> **EXERCISE INSTRUCTIONS**: Write out the listing below without alteration, omitting its pictures.

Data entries
===============

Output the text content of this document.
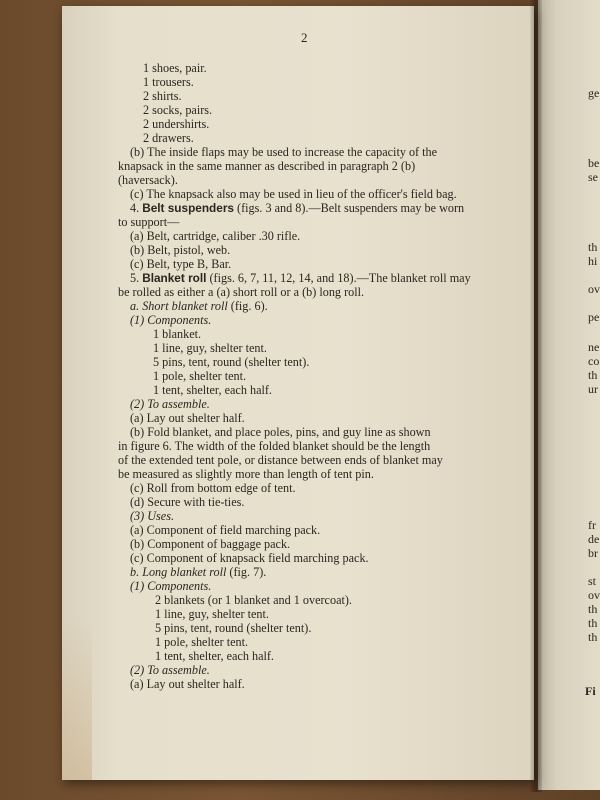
2
4. Belt suspenders (figs. 3 and 8).—Belt suspenders may be worn
5. Blanket roll (figs. 6, 7, 11, 12, 14, and 18).—The blanket roll may
a. Short blanket roll (fig. 6).
b. Long blanket roll (fig. 7).
1 shoes, pair.
1 trousers.
2 shirts.
2 socks, pairs.
2 undershirts.
2 drawers.
(b) The inside flaps may be used to increase the capacity of the
knapsack in the same manner as described in paragraph 2 (b)
(haversack).
(c) The knapsack also may be used in lieu of the officer's field bag.
to support—
(a) Belt, cartridge, caliber .30 rifle.
(b) Belt, pistol, web.
(c) Belt, type B, Bar.
be rolled as either a (a) short roll or a (b) long roll.
(1) Components.
1 blanket.
1 line, guy, shelter tent.
5 pins, tent, round (shelter tent).
1 pole, shelter tent.
1 tent, shelter, each half.
(2) To assemble.
(a) Lay out shelter half.
(b) Fold blanket, and place poles, pins, and guy line as shown
in figure 6. The width of the folded blanket should be the length
of the extended tent pole, or distance between ends of blanket may
be measured as slightly more than length of tent pin.
(c) Roll from bottom edge of tent.
(d) Secure with tie-ties.
(3) Uses.
(a) Component of field marching pack.
(b) Component of baggage pack.
(c) Component of knapsack field marching pack.
(1) Components.
2 blankets (or 1 blanket and 1 overcoat).
1 line, guy, shelter tent.
5 pins, tent, round (shelter tent).
1 pole, shelter tent.
1 tent, shelter, each half.
(2) To assemble.
(a) Lay out shelter half.
ge
be
se
th
hi
ov
pe
ne
co
th
ur
fr
de
br
st
ov
th
th
th
Fi
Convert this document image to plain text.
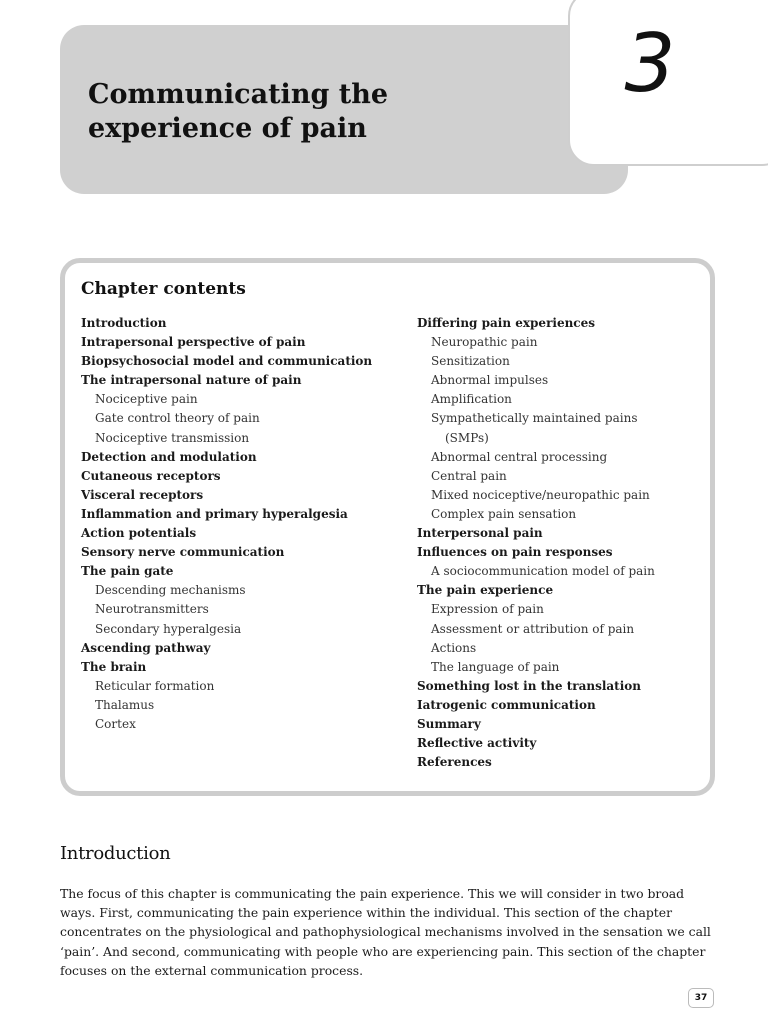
Communicating the
experience of pain
3
Chapter contents
Introduction
Intrapersonal perspective of pain
Biopsychosocial model and communication
The intrapersonal nature of pain
Nociceptive pain
Gate control theory of pain
Nociceptive transmission
Detection and modulation
Cutaneous receptors
Visceral receptors
Inflammation and primary hyperalgesia
Action potentials
Sensory nerve communication
The pain gate
Descending mechanisms
Neurotransmitters
Secondary hyperalgesia
Ascending pathway
The brain
Reticular formation
Thalamus
Cortex
Differing pain experiences
Neuropathic pain
Sensitization
Abnormal impulses
Amplification
Sympathetically maintained pains
(SMPs)
Abnormal central processing
Central pain
Mixed nociceptive/neuropathic pain
Complex pain sensation
Interpersonal pain
Influences on pain responses
A sociocommunication model of pain
The pain experience
Expression of pain
Assessment or attribution of pain
Actions
The language of pain
Something lost in the translation
Iatrogenic communication
Summary
Reflective activity
References
Introduction

The focus of this chapter is communicating the pain experience. This we will consider in two broad ways. First, communicating the pain experience within the individual. This section of the chapter concentrates on the physiological and pathophysiological mechanisms involved in the sensation we call ‘pain’. And second, communicating with people who are experiencing pain. This section of the chapter focuses on the external communication process.

37
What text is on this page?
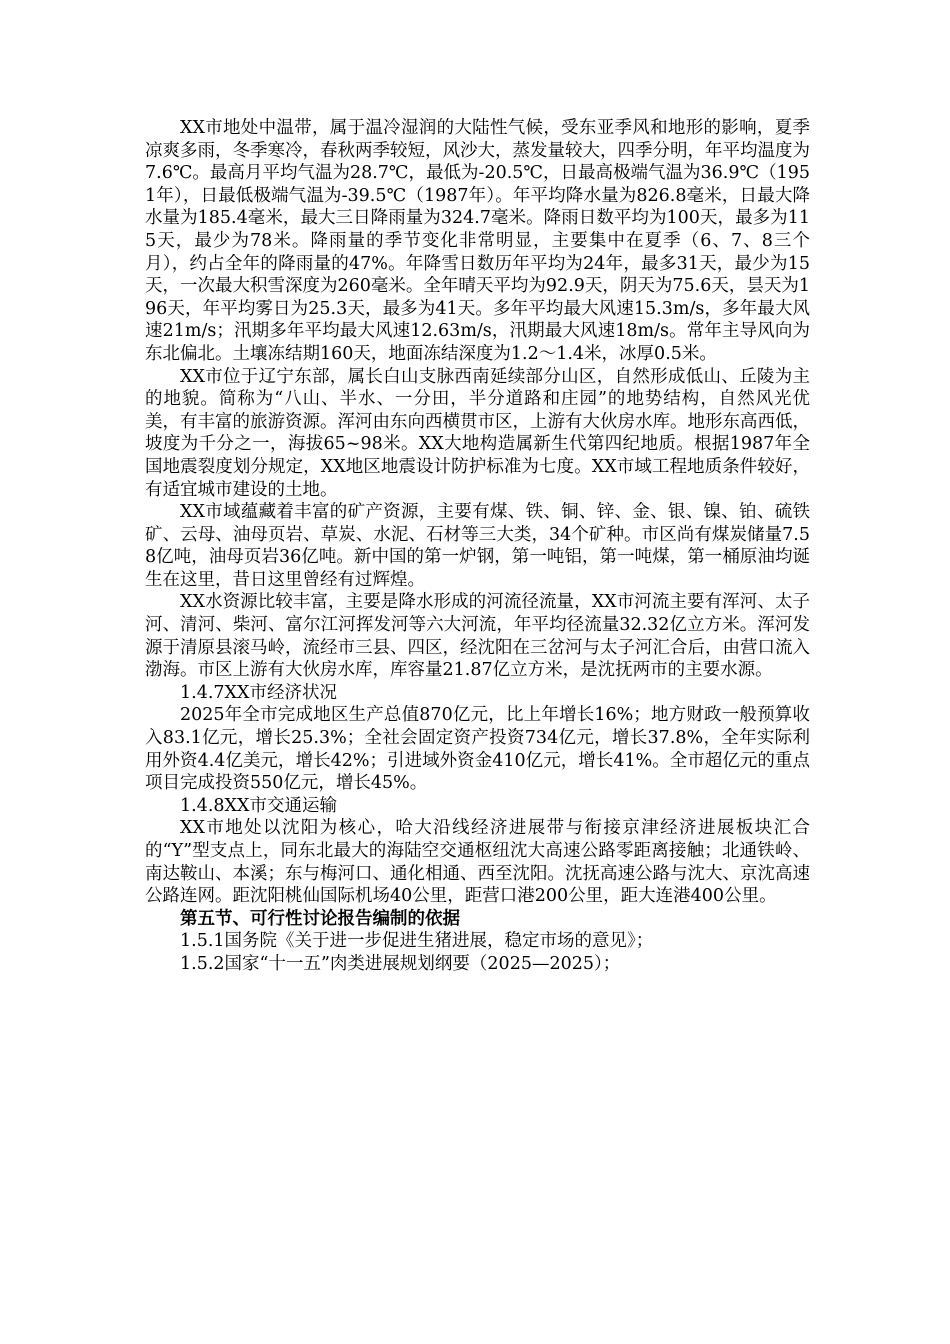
XX市地处中温带，属于温冷湿润的大陆性气候，受东亚季风和地形的影响，夏季凉爽多雨，冬季寒冷，春秋两季较短，风沙大，蒸发量较大，四季分明，年平均温度为7.6℃。最高月平均气温为28.7℃，最低为-20.5℃，日最高极端气温为36.9℃（1951年），日最低极端气温为-39.5℃（1987年）。年平均降水量为826.8毫米，日最大降水量为185.4毫米，最大三日降雨量为324.7毫米。降雨日数平均为100天，最多为115天，最少为78米。降雨量的季节变化非常明显，主要集中在夏季（6、7、8三个月），约占全年的降雨量的47%。年降雪日数历年平均为24年，最多31天，最少为15天，一次最大积雪深度为260毫米。全年晴天平均为92.9天，阴天为75.6天，昙天为196天，年平均雾日为25.3天，最多为41天。多年平均最大风速15.3m/s，多年最大风速21m/s；汛期多年平均最大风速12.63m/s，汛期最大风速18m/s。常年主导风向为东北偏北。土壤冻结期160天，地面冻结深度为1.2～1.4米，冰厚0.5米。

XX市位于辽宁东部，属长白山支脉西南延续部分山区，自然形成低山、丘陵为主的地貌。简称为“八山、半水、一分田，半分道路和庄园”的地势结构，自然风光优美，有丰富的旅游资源。浑河由东向西横贯市区，上游有大伙房水库。地形东高西低，坡度为千分之一，海拔65~98米。XX大地构造属新生代第四纪地质。根据1987年全国地震裂度划分规定，XX地区地震设计防护标准为七度。XX市域工程地质条件较好，有适宜城市建设的土地。

XX市域蕴藏着丰富的矿产资源，主要有煤、铁、铜、锌、金、银、镍、铂、硫铁矿、云母、油母页岩、草炭、水泥、石材等三大类，34个矿种。市区尚有煤炭储量7.58亿吨，油母页岩36亿吨。新中国的第一炉钢，第一吨铝，第一吨煤，第一桶原油均诞生在这里，昔日这里曾经有过辉煌。

XX水资源比较丰富，主要是降水形成的河流径流量，XX市河流主要有浑河、太子河、清河、柴河、富尔江河挥发河等六大河流，年平均径流量32.32亿立方米。浑河发源于清原县滚马岭，流经市三县、四区，经沈阳在三岔河与太子河汇合后，由营口流入渤海。市区上游有大伙房水库，库容量21.87亿立方米，是沈抚两市的主要水源。

1.4.7XX市经济状况

2025年全市完成地区生产总值870亿元，比上年增长16%；地方财政一般预算收入83.1亿元，增长25.3%；全社会固定资产投资734亿元，增长37.8%，全年实际利用外资4.4亿美元，增长42%；引进域外资金410亿元，增长41%。全市超亿元的重点项目完成投资550亿元，增长45%。

1.4.8XX市交通运输

XX市地处以沈阳为核心，哈大沿线经济进展带与衔接京津经济进展板块汇合的“Y”型支点上，同东北最大的海陆空交通枢纽沈大高速公路零距离接触；北通铁岭、南达鞍山、本溪；东与梅河口、通化相通、西至沈阳。沈抚高速公路与沈大、京沈高速公路连网。距沈阳桃仙国际机场40公里，距营口港200公里，距大连港400公里。

第五节、可行性讨论报告编制的依据

1.5.1国务院《关于进一步促进生猪进展，稳定市场的意见》；

1.5.2国家“十一五”肉类进展规划纲要（2025—2025）；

===============

> **ANSWER**:
Output the text content of this document.
2
4. Belt suspenders (figs. 3 and 8).—Belt suspenders may be worn
5. Blanket roll (figs. 6, 7, 11, 12, 14, and 18).—The blanket roll may
a. Short blanket roll (fig. 6).
b. Long blanket roll (fig. 7).
1 shoes, pair.
1 trousers.
2 shirts.
2 socks, pairs.
2 undershirts.
2 drawers.
(b) The inside flaps may be used to increase the capacity of the
knapsack in the same manner as described in paragraph 2 (b)
(haversack).
(c) The knapsack also may be used in lieu of the officer's field bag.
to support—
(a) Belt, cartridge, caliber .30 rifle.
(b) Belt, pistol, web.
(c) Belt, type B, Bar.
be rolled as either a (a) short roll or a (b) long roll.
(1) Components.
1 blanket.
1 line, guy, shelter tent.
5 pins, tent, round (shelter tent).
1 pole, shelter tent.
1 tent, shelter, each half.
(2) To assemble.
(a) Lay out shelter half.
(b) Fold blanket, and place poles, pins, and guy line as shown
in figure 6. The width of the folded blanket should be the length
of the extended tent pole, or distance between ends of blanket may
be measured as slightly more than length of tent pin.
(c) Roll from bottom edge of tent.
(d) Secure with tie-ties.
(3) Uses.
(a) Component of field marching pack.
(b) Component of baggage pack.
(c) Component of knapsack field marching pack.
(1) Components.
2 blankets (or 1 blanket and 1 overcoat).
1 line, guy, shelter tent.
5 pins, tent, round (shelter tent).
1 pole, shelter tent.
1 tent, shelter, each half.
(2) To assemble.
(a) Lay out shelter half.
ge
be
se
th
hi
ov
pe
ne
co
th
ur
fr
de
br
st
ov
th
th
th
Fi
Convert this document image to plain text.
Communicating the
experience of pain
3
Chapter contents
Introduction
Intrapersonal perspective of pain
Biopsychosocial model and communication
The intrapersonal nature of pain
Nociceptive pain
Gate control theory of pain
Nociceptive transmission
Detection and modulation
Cutaneous receptors
Visceral receptors
Inflammation and primary hyperalgesia
Action potentials
Sensory nerve communication
The pain gate
Descending mechanisms
Neurotransmitters
Secondary hyperalgesia
Ascending pathway
The brain
Reticular formation
Thalamus
Cortex
Differing pain experiences
Neuropathic pain
Sensitization
Abnormal impulses
Amplification
Sympathetically maintained pains
(SMPs)
Abnormal central processing
Central pain
Mixed nociceptive/neuropathic pain
Complex pain sensation
Interpersonal pain
Influences on pain responses
A sociocommunication model of pain
The pain experience
Expression of pain
Assessment or attribution of pain
Actions
The language of pain
Something lost in the translation
Iatrogenic communication
Summary
Reflective activity
References
Introduction

The focus of this chapter is communicating the pain experience. This we will consider in two broad ways. First, communicating the pain experience within the individual. This section of the chapter concentrates on the physiological and pathophysiological mechanisms involved in the sensation we call ‘pain’. And second, communicating with people who are experiencing pain. This section of the chapter focuses on the external communication process.

37
What text is on this page?
XX市地处中温带，属于温冷湿润的大陆性气候，受东亚季风和地形的影响，夏季凉爽多雨，冬季寒冷，春秋两季较短，风沙大，蒸发量较大，四季分明，年平均温度为7.6℃。最高月平均气温为28.7℃，最低为-20.5℃，日最高极端气温为36.9℃（1951年），日最低极端气温为-39.5℃（1987年）。年平均降水量为826.8毫米，日最大降水量为185.4毫米，最大三日降雨量为324.7毫米。降雨日数平均为100天，最多为115天，最少为78米。降雨量的季节变化非常明显，主要集中在夏季（6、7、8三个月），约占全年的降雨量的47%。年降雪日数历年平均为24年，最多31天，最少为15天，一次最大积雪深度为260毫米。全年晴天平均为92.9天，阴天为75.6天，昙天为196天，年平均雾日为25.3天，最多为41天。多年平均最大风速15.3m/s，多年最大风速21m/s；汛期多年平均最大风速12.63m/s，汛期最大风速18m/s。常年主导风向为东北偏北。土壤冻结期160天，地面冻结深度为1.2～1.4米，冰厚0.5米。

XX市位于辽宁东部，属长白山支脉西南延续部分山区，自然形成低山、丘陵为主的地貌。简称为“八山、半水、一分田，半分道路和庄园”的地势结构，自然风光优美，有丰富的旅游资源。浑河由东向西横贯市区，上游有大伙房水库。地形东高西低，坡度为千分之一，海拔65~98米。XX大地构造属新生代第四纪地质。根据1987年全国地震裂度划分规定，XX地区地震设计防护标准为七度。XX市域工程地质条件较好，有适宜城市建设的土地。

XX市域蕴藏着丰富的矿产资源，主要有煤、铁、铜、锌、金、银、镍、铂、硫铁矿、云母、油母页岩、草炭、水泥、石材等三大类，34个矿种。市区尚有煤炭储量7.58亿吨，油母页岩36亿吨。新中国的第一炉钢，第一吨铝，第一吨煤，第一桶原油均诞生在这里，昔日这里曾经有过辉煌。

XX水资源比较丰富，主要是降水形成的河流径流量，XX市河流主要有浑河、太子河、清河、柴河、富尔江河挥发河等六大河流，年平均径流量32.32亿立方米。浑河发源于清原县滚马岭，流经市三县、四区，经沈阳在三岔河与太子河汇合后，由营口流入渤海。市区上游有大伙房水库，库容量21.87亿立方米，是沈抚两市的主要水源。

1.4.7XX市经济状况

2025年全市完成地区生产总值870亿元，比上年增长16%；地方财政一般预算收入83.1亿元，增长25.3%；全社会固定资产投资734亿元，增长37.8%，全年实际利用外资4.4亿美元，增长42%；引进域外资金410亿元，增长41%。全市超亿元的重点项目完成投资550亿元，增长45%。

1.4.8XX市交通运输

XX市地处以沈阳为核心，哈大沿线经济进展带与衔接京津经济进展板块汇合的“Y”型支点上，同东北最大的海陆空交通枢纽沈大高速公路零距离接触；北通铁岭、南达鞍山、本溪；东与梅河口、通化相通、西至沈阳。沈抚高速公路与沈大、京沈高速公路连网。距沈阳桃仙国际机场40公里，距营口港200公里，距大连港400公里。

第五节、可行性讨论报告编制的依据

1.5.1国务院《关于进一步促进生猪进展，稳定市场的意见》；

1.5.2国家“十一五”肉类进展规划纲要（2025—2025）；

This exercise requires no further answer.